■ **Directions for this task**:
Repeat every line exactly, keeping the pictures out of the copy.

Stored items
◇ ◇ ◇
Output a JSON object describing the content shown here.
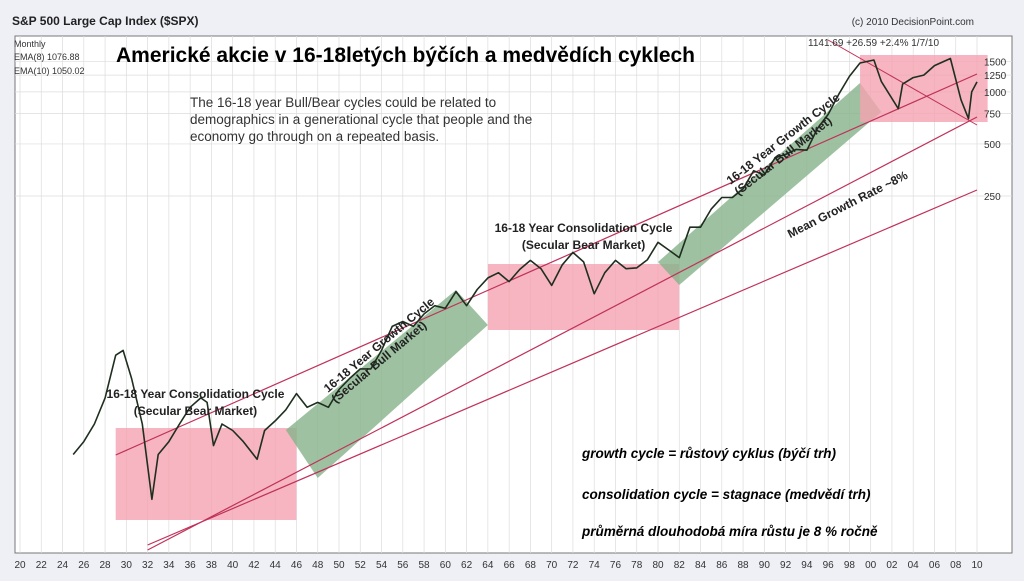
{
  "header": {
    "index_title": "S&P 500 Large Cap Index ($SPX)",
    "copyright": "(c) 2010 DecisionPoint.com",
    "period": "Monthly",
    "ema8": "EMA(8) 1076.88",
    "ema10": "EMA(10) 1050.02",
    "last_values": "1141.69  +26.59  +2.4%  1/7/10"
  },
  "headline": "Americké akcie v 16-18letých býčích a medvědích cyklech",
  "note": "The 16-18 year Bull/Bear cycles could be related to demographics in a generational cycle that people and the economy go through on a repeated basis.",
  "legend": {
    "growth": "growth cycle = růstový cyklus (býčí trh)",
    "consolidation": "consolidation cycle = stagnace (medvědí trh)",
    "mean_rate": "průměrná dlouhodobá míra růstu je 8 % ročně"
  },
  "colors": {
    "bear_fill": "#f4a3b0",
    "bull_fill": "#86b38a",
    "trend_line": "#c0315a",
    "orange_band": "#e0a070",
    "price_line": "#1f2f1f"
  },
  "chart_data": {
    "type": "line",
    "scale": "log",
    "x_ticks": [
      "20",
      "22",
      "24",
      "26",
      "28",
      "30",
      "32",
      "34",
      "36",
      "38",
      "40",
      "42",
      "44",
      "46",
      "48",
      "50",
      "52",
      "54",
      "56",
      "58",
      "60",
      "62",
      "64",
      "66",
      "68",
      "70",
      "72",
      "74",
      "76",
      "78",
      "80",
      "82",
      "84",
      "86",
      "88",
      "90",
      "92",
      "94",
      "96",
      "98",
      "00",
      "02",
      "04",
      "06",
      "08",
      "10"
    ],
    "y_ticks": [
      "1500",
      "1250",
      "1000",
      "750",
      "500",
      "250"
    ],
    "series": [
      {
        "name": "S&P 500",
        "points": [
          [
            1925,
            8
          ],
          [
            1926,
            9.5
          ],
          [
            1927,
            12
          ],
          [
            1928,
            17
          ],
          [
            1929,
            30
          ],
          [
            1929.7,
            32
          ],
          [
            1930.5,
            22
          ],
          [
            1931.5,
            12
          ],
          [
            1932.4,
            4.4
          ],
          [
            1933,
            8
          ],
          [
            1934,
            9.5
          ],
          [
            1935,
            12
          ],
          [
            1936,
            15
          ],
          [
            1937,
            17
          ],
          [
            1937.6,
            16
          ],
          [
            1938.2,
            9
          ],
          [
            1939,
            12
          ],
          [
            1940,
            11
          ],
          [
            1941,
            9.5
          ],
          [
            1942.3,
            7.5
          ],
          [
            1943,
            11
          ],
          [
            1944,
            12.5
          ],
          [
            1945,
            14.5
          ],
          [
            1946,
            18
          ],
          [
            1947,
            15
          ],
          [
            1948,
            16
          ],
          [
            1949,
            15
          ],
          [
            1950,
            19
          ],
          [
            1951,
            22
          ],
          [
            1952,
            25
          ],
          [
            1953,
            25
          ],
          [
            1954,
            32
          ],
          [
            1955,
            44
          ],
          [
            1956,
            47
          ],
          [
            1957,
            44
          ],
          [
            1958,
            52
          ],
          [
            1959,
            58
          ],
          [
            1960,
            56
          ],
          [
            1961,
            70
          ],
          [
            1962,
            58
          ],
          [
            1963,
            72
          ],
          [
            1964,
            84
          ],
          [
            1965,
            90
          ],
          [
            1966,
            80
          ],
          [
            1967,
            94
          ],
          [
            1968,
            106
          ],
          [
            1969,
            95
          ],
          [
            1970,
            76
          ],
          [
            1971,
            100
          ],
          [
            1972,
            118
          ],
          [
            1973,
            104
          ],
          [
            1974,
            68
          ],
          [
            1975,
            90
          ],
          [
            1976,
            106
          ],
          [
            1977,
            95
          ],
          [
            1978,
            96
          ],
          [
            1979,
            107
          ],
          [
            1980,
            135
          ],
          [
            1981,
            122
          ],
          [
            1982,
            110
          ],
          [
            1983,
            165
          ],
          [
            1984,
            165
          ],
          [
            1985,
            210
          ],
          [
            1986,
            245
          ],
          [
            1987,
            245
          ],
          [
            1988,
            275
          ],
          [
            1989,
            350
          ],
          [
            1990,
            330
          ],
          [
            1991,
            415
          ],
          [
            1992,
            435
          ],
          [
            1993,
            465
          ],
          [
            1994,
            460
          ],
          [
            1995,
            615
          ],
          [
            1996,
            740
          ],
          [
            1997,
            970
          ],
          [
            1998,
            1230
          ],
          [
            1999,
            1470
          ],
          [
            2000.3,
            1530
          ],
          [
            2001,
            1150
          ],
          [
            2002.6,
            800
          ],
          [
            2003,
            1110
          ],
          [
            2004,
            1210
          ],
          [
            2005,
            1250
          ],
          [
            2006,
            1420
          ],
          [
            2007.5,
            1560
          ],
          [
            2008.5,
            900
          ],
          [
            2009.2,
            700
          ],
          [
            2009.5,
            1000
          ],
          [
            2010,
            1141.69
          ]
        ]
      }
    ],
    "annotations": [
      {
        "text": "16-18 Year Consolidation Cycle",
        "sub": "(Secular Bear Market)",
        "kind": "bear",
        "x": [
          1929,
          1946
        ]
      },
      {
        "text": "16-18 Year Growth Cycle",
        "sub": "(Secular Bull Market)",
        "kind": "bull",
        "x": [
          1946,
          1964
        ]
      },
      {
        "text": "16-18 Year Consolidation Cycle",
        "sub": "(Secular Bear Market)",
        "kind": "bear",
        "x": [
          1964,
          1982
        ]
      },
      {
        "text": "16-18 Year Growth Cycle",
        "sub": "(Secular Bull Market)",
        "kind": "bull",
        "x": [
          1982,
          2000
        ]
      },
      {
        "text": "",
        "sub": "",
        "kind": "bear",
        "x": [
          2000,
          2010
        ]
      }
    ],
    "trend_label": "Mean Growth Rate ~8%"
  }
}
◇ ◇ ◇
■ **Correct output**:
Output a JSON object describing the content shown here.
{
  "header": {
    "index_title": "S&P 500 Large Cap Index ($SPX)",
    "copyright": "(c) 2010 DecisionPoint.com",
    "period": "Monthly",
    "ema8": "EMA(8) 1076.88",
    "ema10": "EMA(10) 1050.02",
    "last_values": "1141.69  +26.59  +2.4%  1/7/10"
  },
  "headline": "Americké akcie v 16-18letých býčích a medvědích cyklech",
  "note": "The 16-18 year Bull/Bear cycles could be related to demographics in a generational cycle that people and the economy go through on a repeated basis.",
  "legend": {
    "growth": "growth cycle = růstový cyklus (býčí trh)",
    "consolidation": "consolidation cycle = stagnace (medvědí trh)",
    "mean_rate": "průměrná dlouhodobá míra růstu je 8 % ročně"
  },
  "colors": {
    "bear_fill": "#f4a3b0",
    "bull_fill": "#86b38a",
    "trend_line": "#c0315a",
    "orange_band": "#e0a070",
    "price_line": "#1f2f1f"
  },
  "chart_data": {
    "type": "line",
    "scale": "log",
    "x_ticks": [
      "20",
      "22",
      "24",
      "26",
      "28",
      "30",
      "32",
      "34",
      "36",
      "38",
      "40",
      "42",
      "44",
      "46",
      "48",
      "50",
      "52",
      "54",
      "56",
      "58",
      "60",
      "62",
      "64",
      "66",
      "68",
      "70",
      "72",
      "74",
      "76",
      "78",
      "80",
      "82",
      "84",
      "86",
      "88",
      "90",
      "92",
      "94",
      "96",
      "98",
      "00",
      "02",
      "04",
      "06",
      "08",
      "10"
    ],
    "y_ticks": [
      "1500",
      "1250",
      "1000",
      "750",
      "500",
      "250"
    ],
    "series": [
      {
        "name": "S&P 500",
        "points": [
          [
            1925,
            8
          ],
          [
            1926,
            9.5
          ],
          [
            1927,
            12
          ],
          [
            1928,
            17
          ],
          [
            1929,
            30
          ],
          [
            1929.7,
            32
          ],
          [
            1930.5,
            22
          ],
          [
            1931.5,
            12
          ],
          [
            1932.4,
            4.4
          ],
          [
            1933,
            8
          ],
          [
            1934,
            9.5
          ],
          [
            1935,
            12
          ],
          [
            1936,
            15
          ],
          [
            1937,
            17
          ],
          [
            1937.6,
            16
          ],
          [
            1938.2,
            9
          ],
          [
            1939,
            12
          ],
          [
            1940,
            11
          ],
          [
            1941,
            9.5
          ],
          [
            1942.3,
            7.5
          ],
          [
            1943,
            11
          ],
          [
            1944,
            12.5
          ],
          [
            1945,
            14.5
          ],
          [
            1946,
            18
          ],
          [
            1947,
            15
          ],
          [
            1948,
            16
          ],
          [
            1949,
            15
          ],
          [
            1950,
            19
          ],
          [
            1951,
            22
          ],
          [
            1952,
            25
          ],
          [
            1953,
            25
          ],
          [
            1954,
            32
          ],
          [
            1955,
            44
          ],
          [
            1956,
            47
          ],
          [
            1957,
            44
          ],
          [
            1958,
            52
          ],
          [
            1959,
            58
          ],
          [
            1960,
            56
          ],
          [
            1961,
            70
          ],
          [
            1962,
            58
          ],
          [
            1963,
            72
          ],
          [
            1964,
            84
          ],
          [
            1965,
            90
          ],
          [
            1966,
            80
          ],
          [
            1967,
            94
          ],
          [
            1968,
            106
          ],
          [
            1969,
            95
          ],
          [
            1970,
            76
          ],
          [
            1971,
            100
          ],
          [
            1972,
            118
          ],
          [
            1973,
            104
          ],
          [
            1974,
            68
          ],
          [
            1975,
            90
          ],
          [
            1976,
            106
          ],
          [
            1977,
            95
          ],
          [
            1978,
            96
          ],
          [
            1979,
            107
          ],
          [
            1980,
            135
          ],
          [
            1981,
            122
          ],
          [
            1982,
            110
          ],
          [
            1983,
            165
          ],
          [
            1984,
            165
          ],
          [
            1985,
            210
          ],
          [
            1986,
            245
          ],
          [
            1987,
            245
          ],
          [
            1988,
            275
          ],
          [
            1989,
            350
          ],
          [
            1990,
            330
          ],
          [
            1991,
            415
          ],
          [
            1992,
            435
          ],
          [
            1993,
            465
          ],
          [
            1994,
            460
          ],
          [
            1995,
            615
          ],
          [
            1996,
            740
          ],
          [
            1997,
            970
          ],
          [
            1998,
            1230
          ],
          [
            1999,
            1470
          ],
          [
            2000.3,
            1530
          ],
          [
            2001,
            1150
          ],
          [
            2002.6,
            800
          ],
          [
            2003,
            1110
          ],
          [
            2004,
            1210
          ],
          [
            2005,
            1250
          ],
          [
            2006,
            1420
          ],
          [
            2007.5,
            1560
          ],
          [
            2008.5,
            900
          ],
          [
            2009.2,
            700
          ],
          [
            2009.5,
            1000
          ],
          [
            2010,
            1141.69
          ]
        ]
      }
    ],
    "annotations": [
      {
        "text": "16-18 Year Consolidation Cycle",
        "sub": "(Secular Bear Market)",
        "kind": "bear",
        "x": [
          1929,
          1946
        ]
      },
      {
        "text": "16-18 Year Growth Cycle",
        "sub": "(Secular Bull Market)",
        "kind": "bull",
        "x": [
          1946,
          1964
        ]
      },
      {
        "text": "16-18 Year Consolidation Cycle",
        "sub": "(Secular Bear Market)",
        "kind": "bear",
        "x": [
          1964,
          1982
        ]
      },
      {
        "text": "16-18 Year Growth Cycle",
        "sub": "(Secular Bull Market)",
        "kind": "bull",
        "x": [
          1982,
          2000
        ]
      },
      {
        "text": "",
        "sub": "",
        "kind": "bear",
        "x": [
          2000,
          2010
        ]
      }
    ],
    "trend_label": "Mean Growth Rate ~8%"
  }
}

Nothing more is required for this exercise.